3 Design Science Research Approach

Our primary purpose is to devise and evaluate a design theory that integrates the design principles of an open and closed dialog strategy for an SDS in customer service. Therefore, we rely on the design science research (DSR) paradigm for guiding the entire research process based on the wealth of guidelines and principles proposed by various IS scholars (Walls et al. 1992; Hevner et al. 2004; Gregor and Jones 2007; Peffers et al. 2007; Gregor and Hevner 2013). Similar to several other DSR studies from the past (Markus et al. 2002; Abbasi and Chen 2008; Meth et al. 2015; Diederich et al. 2020), we follow the approach of Gregor and Jones (2007) and Walls et al. (1992) and propose a design theory for SDSs for a class of artifacts, with the aim of addressing a class of problems rather than a single artifact. In doing so, we consequently strive for a solid theoretical foundation and the empirical validation of our design theory throughout the research process.
════════════════════
## SHORT TASK 1
In the design science research passage, whose approach do the authors follow when proposing a design theory for a class of artifacts?
════════════════════
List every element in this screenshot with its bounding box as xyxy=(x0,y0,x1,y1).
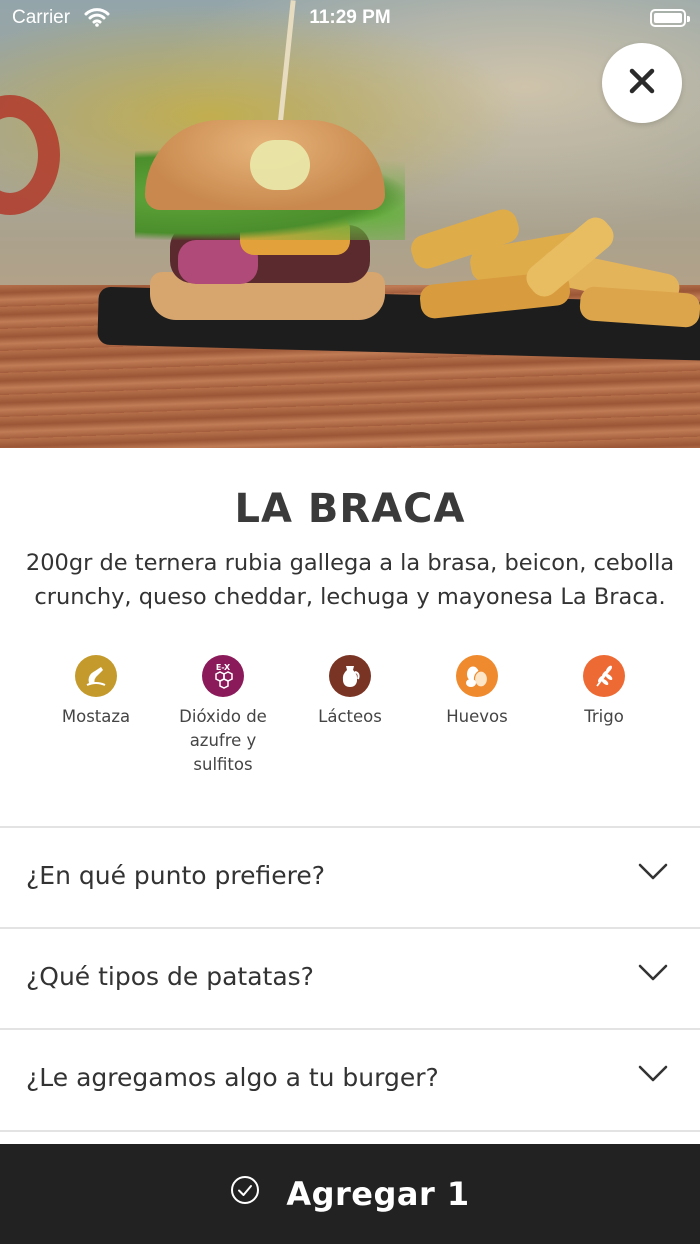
check-circle-icon xyxy=(230,1175,260,1209)
allergen-list: Mostaza E-X Dióxido de azufre y sulfitos… xyxy=(33,655,667,785)
allergen-label: Mostaza xyxy=(61,707,131,726)
eggs-icon xyxy=(456,655,498,697)
allergen-wheat: Trigo xyxy=(541,655,667,729)
option-question: ¿Le agregamos algo a tu burger? xyxy=(26,1063,439,1092)
product-description: 200gr de ternera rubia gallega a la bras… xyxy=(25,550,675,610)
allergen-eggs: Huevos xyxy=(414,655,540,729)
product-photo xyxy=(0,0,700,448)
product-title: LA BRACA xyxy=(234,486,466,532)
battery-icon xyxy=(650,9,690,27)
svg-text:E-X: E-X xyxy=(216,663,231,672)
wheat-icon xyxy=(583,655,625,697)
allergen-label: Huevos xyxy=(446,707,508,726)
allergen-dairy: Lácteos xyxy=(287,655,413,729)
option-question: ¿Qué tipos de patatas? xyxy=(26,962,314,991)
dairy-jug-icon xyxy=(329,655,371,697)
status-bar: Carrier 11:29 PM xyxy=(0,0,700,36)
allergen-label: Lácteos xyxy=(318,707,382,726)
sulphites-icon: E-X xyxy=(202,655,244,697)
close-button[interactable] xyxy=(602,43,682,123)
option-question: ¿En qué punto prefiere? xyxy=(26,861,325,890)
option-fries-type[interactable]: ¿Qué tipos de patatas? xyxy=(0,927,700,1028)
option-extras[interactable]: ¿Le agregamos algo a tu burger? xyxy=(0,1028,700,1129)
allergen-mustard: Mostaza xyxy=(33,655,159,729)
mustard-icon xyxy=(75,655,117,697)
add-button-label: Agregar 1 xyxy=(286,1175,470,1213)
chevron-down-icon[interactable] xyxy=(638,1064,668,1088)
add-to-cart-button[interactable]: Agregar 1 xyxy=(0,1144,700,1244)
divider xyxy=(0,1130,700,1132)
allergen-label: Trigo xyxy=(584,707,624,726)
option-cooking-point[interactable]: ¿En qué punto prefiere? xyxy=(0,826,700,927)
allergen-label: Dióxido de azufre y sulfitos xyxy=(179,707,267,774)
chevron-down-icon[interactable] xyxy=(638,862,668,886)
chevron-down-icon[interactable] xyxy=(638,963,668,987)
clock: 11:29 PM xyxy=(309,7,391,28)
allergen-sulphites: E-X Dióxido de azufre y sulfitos xyxy=(160,655,286,777)
close-icon xyxy=(628,67,656,99)
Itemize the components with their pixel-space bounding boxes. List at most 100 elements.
════════════════════
## SHORT TASK 2
From the listing, output the lines unchanged, beginning at the line that contains "check-circle-icon xyxy=(230,1175,260,1209)" and stopping after the line that contains "option-fries-type[interactable]: ¿Qué tipos", both included.

## FULL OUTPUT 1
Gregor and Jones (2007) and Walls et al. (1992).

## FULL OUTPUT 2
check-circle-icon xyxy=(230,1175,260,1209)
allergen-list: Mostaza E-X Dióxido de azufre y sulfitos… xyxy=(33,655,667,785)
allergen-label: Mostaza xyxy=(61,707,131,726)
eggs-icon xyxy=(456,655,498,697)
allergen-wheat: Trigo xyxy=(541,655,667,729)
option-question: ¿Le agregamos algo a tu burger? xyxy=(26,1063,439,1092)
product-description: 200gr de ternera rubia gallega a la bras… xyxy=(25,550,675,610)
allergen-eggs: Huevos xyxy=(414,655,540,729)
product-photo xyxy=(0,0,700,448)
product-title: LA BRACA xyxy=(234,486,466,532)
battery-icon xyxy=(650,9,690,27)
svg-text:E-X: E-X xyxy=(216,663,231,672)
wheat-icon xyxy=(583,655,625,697)
allergen-label: Huevos xyxy=(446,707,508,726)
allergen-dairy: Lácteos xyxy=(287,655,413,729)
option-question: ¿Qué tipos de patatas? xyxy=(26,962,314,991)
dairy-jug-icon xyxy=(329,655,371,697)
status-bar: Carrier 11:29 PM xyxy=(0,0,700,36)
allergen-label: Lácteos xyxy=(318,707,382,726)
sulphites-icon: E-X xyxy=(202,655,244,697)
close-button[interactable] xyxy=(602,43,682,123)
option-question: ¿En qué punto prefiere? xyxy=(26,861,325,890)
option-fries-type[interactable]: ¿Qué tipos de patatas? xyxy=(0,927,700,1028)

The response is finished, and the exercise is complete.